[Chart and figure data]
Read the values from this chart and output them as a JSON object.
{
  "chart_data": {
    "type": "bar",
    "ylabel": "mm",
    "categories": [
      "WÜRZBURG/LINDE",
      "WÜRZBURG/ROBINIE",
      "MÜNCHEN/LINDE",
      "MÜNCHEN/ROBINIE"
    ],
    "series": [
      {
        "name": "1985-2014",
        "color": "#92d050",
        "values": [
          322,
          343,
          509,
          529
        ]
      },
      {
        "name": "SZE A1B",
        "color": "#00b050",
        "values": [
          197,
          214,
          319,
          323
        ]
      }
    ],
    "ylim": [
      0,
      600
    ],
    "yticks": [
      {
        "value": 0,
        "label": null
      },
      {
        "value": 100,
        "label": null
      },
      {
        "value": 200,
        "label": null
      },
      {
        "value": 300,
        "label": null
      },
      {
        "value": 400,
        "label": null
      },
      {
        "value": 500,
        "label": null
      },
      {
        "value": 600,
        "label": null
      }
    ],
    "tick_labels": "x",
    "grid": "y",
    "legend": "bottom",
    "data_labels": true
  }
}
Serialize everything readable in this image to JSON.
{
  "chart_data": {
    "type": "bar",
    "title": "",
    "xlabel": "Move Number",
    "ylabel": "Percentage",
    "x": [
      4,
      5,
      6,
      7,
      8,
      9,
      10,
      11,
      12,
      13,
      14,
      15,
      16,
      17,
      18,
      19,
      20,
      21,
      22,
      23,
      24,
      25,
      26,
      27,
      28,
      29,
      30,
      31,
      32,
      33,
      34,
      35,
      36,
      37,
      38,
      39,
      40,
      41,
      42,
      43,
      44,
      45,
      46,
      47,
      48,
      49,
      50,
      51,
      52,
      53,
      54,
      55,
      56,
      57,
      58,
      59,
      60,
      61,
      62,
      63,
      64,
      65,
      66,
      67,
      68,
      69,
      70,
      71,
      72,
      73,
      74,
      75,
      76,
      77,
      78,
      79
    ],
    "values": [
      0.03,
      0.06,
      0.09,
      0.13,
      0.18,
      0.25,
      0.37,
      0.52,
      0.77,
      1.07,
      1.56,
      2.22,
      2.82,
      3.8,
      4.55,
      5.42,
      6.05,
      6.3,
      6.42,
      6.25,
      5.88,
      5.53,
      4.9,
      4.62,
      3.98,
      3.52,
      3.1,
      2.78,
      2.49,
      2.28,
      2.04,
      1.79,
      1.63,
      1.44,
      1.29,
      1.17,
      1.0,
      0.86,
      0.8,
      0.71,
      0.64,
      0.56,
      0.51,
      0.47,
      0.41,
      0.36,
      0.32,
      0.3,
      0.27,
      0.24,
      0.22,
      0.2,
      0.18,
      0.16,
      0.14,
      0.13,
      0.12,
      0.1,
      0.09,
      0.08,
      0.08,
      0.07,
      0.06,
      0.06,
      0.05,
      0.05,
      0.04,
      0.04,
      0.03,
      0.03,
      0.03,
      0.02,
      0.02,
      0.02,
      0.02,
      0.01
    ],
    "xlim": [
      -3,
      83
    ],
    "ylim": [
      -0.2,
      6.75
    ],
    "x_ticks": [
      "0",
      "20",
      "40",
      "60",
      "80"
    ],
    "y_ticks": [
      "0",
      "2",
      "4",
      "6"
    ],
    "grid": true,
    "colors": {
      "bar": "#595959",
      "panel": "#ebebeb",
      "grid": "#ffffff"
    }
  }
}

* [DIRECTIVE]: List all lines from the entries that include the word "values".

* [EXERCISE RESULT]:
Read the values from this chart and output them as a JSON object.
        "values": [
        "values": [
    "values": [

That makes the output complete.